• **Stored items from a collection**:
□ □ □
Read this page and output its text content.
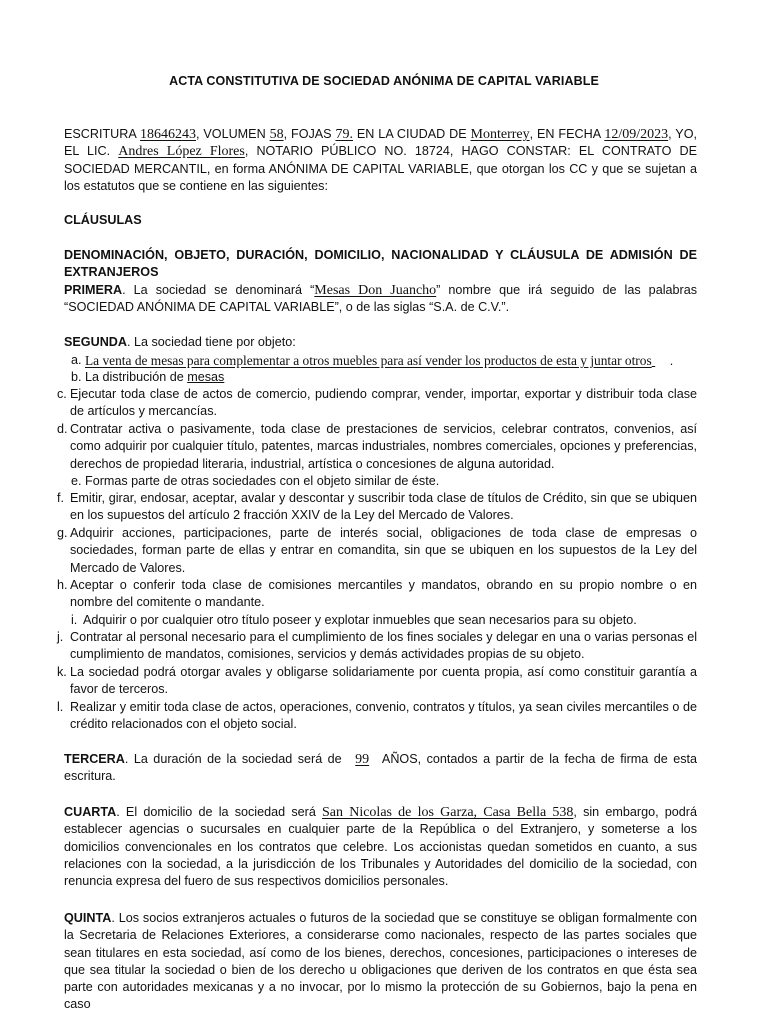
ACTA CONSTITUTIVA DE SOCIEDAD ANÓNIMA DE CAPITAL VARIABLE

ESCRITURA 18646243, VOLUMEN 58, FOJAS 79. EN LA CIUDAD DE Monterrey, EN FECHA 12/09/2023, YO, EL LIC. Andres López Flores, NOTARIO PÚBLICO NO. 18724, HAGO CONSTAR: EL CONTRATO DE SOCIEDAD MERCANTIL, en forma ANÓNIMA DE CAPITAL VARIABLE, que otorgan los CC y que se sujetan a los estatutos que se contiene en las siguientes:

CLÁUSULAS

DENOMINACIÓN, OBJETO, DURACIÓN, DOMICILIO, NACIONALIDAD Y CLÁUSULA DE ADMISIÓN DE EXTRANJEROS

PRIMERA. La sociedad se denominará “Mesas Don Juancho” nombre que irá seguido de las palabras “SOCIEDAD ANÓNIMA DE CAPITAL VARIABLE”, o de las siglas “S.A. de C.V.”.

SEGUNDA. La sociedad tiene por objeto:

a. La venta de mesas para complementar a otros muebles para así vender los productos de esta y juntar otros .
b. La distribución de mesas
c. Ejecutar toda clase de actos de comercio, pudiendo comprar, vender, importar, exportar y distribuir toda clase de artículos y mercancías.
d. Contratar activa o pasivamente, toda clase de prestaciones de servicios, celebrar contratos, convenios, así como adquirir por cualquier título, patentes, marcas industriales, nombres comerciales, opciones y preferencias, derechos de propiedad literaria, industrial, artística o concesiones de alguna autoridad.
e. Formas parte de otras sociedades con el objeto similar de éste.
f. Emitir, girar, endosar, aceptar, avalar y descontar y suscribir toda clase de títulos de Crédito, sin que se ubiquen en los supuestos del artículo 2 fracción XXIV de la Ley del Mercado de Valores.
g. Adquirir acciones, participaciones, parte de interés social, obligaciones de toda clase de empresas o sociedades, forman parte de ellas y entrar en comandita, sin que se ubiquen en los supuestos de la Ley del Mercado de Valores.
h. Aceptar o conferir toda clase de comisiones mercantiles y mandatos, obrando en su propio nombre o en nombre del comitente o mandante.
i. Adquirir o por cualquier otro título poseer y explotar inmuebles que sean necesarios para su objeto.
j. Contratar al personal necesario para el cumplimiento de los fines sociales y delegar en una o varias personas el cumplimiento de mandatos, comisiones, servicios y demás actividades propias de su objeto.
k. La sociedad podrá otorgar avales y obligarse solidariamente por cuenta propia, así como constituir garantía a favor de terceros.
l. Realizar y emitir toda clase de actos, operaciones, convenio, contratos y títulos, ya sean civiles mercantiles o de crédito relacionados con el objeto social.

TERCERA. La duración de la sociedad será de 99 AÑOS, contados a partir de la fecha de firma de esta escritura.

CUARTA. El domicilio de la sociedad será San Nicolas de los Garza, Casa Bella 538, sin embargo, podrá establecer agencias o sucursales en cualquier parte de la República o del Extranjero, y someterse a los domicilios convencionales en los contratos que celebre. Los accionistas quedan sometidos en cuanto, a sus relaciones con la sociedad, a la jurisdicción de los Tribunales y Autoridades del domicilio de la sociedad, con renuncia expresa del fuero de sus respectivos domicilios personales.

QUINTA. Los socios extranjeros actuales o futuros de la sociedad que se constituye se obligan formalmente con la Secretaria de Relaciones Exteriores, a considerarse como nacionales, respecto de las partes sociales que sean titulares en esta sociedad, así como de los bienes, derechos, concesiones, participaciones o intereses de que sea titular la sociedad o bien de los derecho u obligaciones que deriven de los contratos en que ésta sea parte con autoridades mexicanas y a no invocar, por lo mismo la protección de su Gobiernos, bajo la pena en caso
□ □ □
Take the data above and repeat it exactly, leaving each picture out.

Read this page and output its text content.
ACTA CONSTITUTIVA DE SOCIEDAD ANÓNIMA DE CAPITAL VARIABLE

ESCRITURA 18646243, VOLUMEN 58, FOJAS 79. EN LA CIUDAD DE Monterrey, EN FECHA 12/09/2023, YO, EL LIC. Andres López Flores, NOTARIO PÚBLICO NO. 18724, HAGO CONSTAR: EL CONTRATO DE SOCIEDAD MERCANTIL, en forma ANÓNIMA DE CAPITAL VARIABLE, que otorgan los CC y que se sujetan a los estatutos que se contiene en las siguientes:

CLÁUSULAS

DENOMINACIÓN, OBJETO, DURACIÓN, DOMICILIO, NACIONALIDAD Y CLÁUSULA DE ADMISIÓN DE EXTRANJEROS

PRIMERA. La sociedad se denominará “Mesas Don Juancho” nombre que irá seguido de las palabras “SOCIEDAD ANÓNIMA DE CAPITAL VARIABLE”, o de las siglas “S.A. de C.V.”.

SEGUNDA. La sociedad tiene por objeto:

a. La venta de mesas para complementar a otros muebles para así vender los productos de esta y juntar otros .
b. La distribución de mesas
c. Ejecutar toda clase de actos de comercio, pudiendo comprar, vender, importar, exportar y distribuir toda clase de artículos y mercancías.
d. Contratar activa o pasivamente, toda clase de prestaciones de servicios, celebrar contratos, convenios, así como adquirir por cualquier título, patentes, marcas industriales, nombres comerciales, opciones y preferencias, derechos de propiedad literaria, industrial, artística o concesiones de alguna autoridad.
e. Formas parte de otras sociedades con el objeto similar de éste.
f. Emitir, girar, endosar, aceptar, avalar y descontar y suscribir toda clase de títulos de Crédito, sin que se ubiquen en los supuestos del artículo 2 fracción XXIV de la Ley del Mercado de Valores.
g. Adquirir acciones, participaciones, parte de interés social, obligaciones de toda clase de empresas o sociedades, forman parte de ellas y entrar en comandita, sin que se ubiquen en los supuestos de la Ley del Mercado de Valores.
h. Aceptar o conferir toda clase de comisiones mercantiles y mandatos, obrando en su propio nombre o en nombre del comitente o mandante.
i. Adquirir o por cualquier otro título poseer y explotar inmuebles que sean necesarios para su objeto.
j. Contratar al personal necesario para el cumplimiento de los fines sociales y delegar en una o varias personas el cumplimiento de mandatos, comisiones, servicios y demás actividades propias de su objeto.
k. La sociedad podrá otorgar avales y obligarse solidariamente por cuenta propia, así como constituir garantía a favor de terceros.
l. Realizar y emitir toda clase de actos, operaciones, convenio, contratos y títulos, ya sean civiles mercantiles o de crédito relacionados con el objeto social.

TERCERA. La duración de la sociedad será de 99 AÑOS, contados a partir de la fecha de firma de esta escritura.

CUARTA. El domicilio de la sociedad será San Nicolas de los Garza, Casa Bella 538, sin embargo, podrá establecer agencias o sucursales en cualquier parte de la República o del Extranjero, y someterse a los domicilios convencionales en los contratos que celebre. Los accionistas quedan sometidos en cuanto, a sus relaciones con la sociedad, a la jurisdicción de los Tribunales y Autoridades del domicilio de la sociedad, con renuncia expresa del fuero de sus respectivos domicilios personales.

QUINTA. Los socios extranjeros actuales o futuros de la sociedad que se constituye se obligan formalmente con la Secretaria de Relaciones Exteriores, a considerarse como nacionales, respecto de las partes sociales que sean titulares en esta sociedad, así como de los bienes, derechos, concesiones, participaciones o intereses de que sea titular la sociedad o bien de los derecho u obligaciones que deriven de los contratos en que ésta sea parte con autoridades mexicanas y a no invocar, por lo mismo la protección de su Gobiernos, bajo la pena en caso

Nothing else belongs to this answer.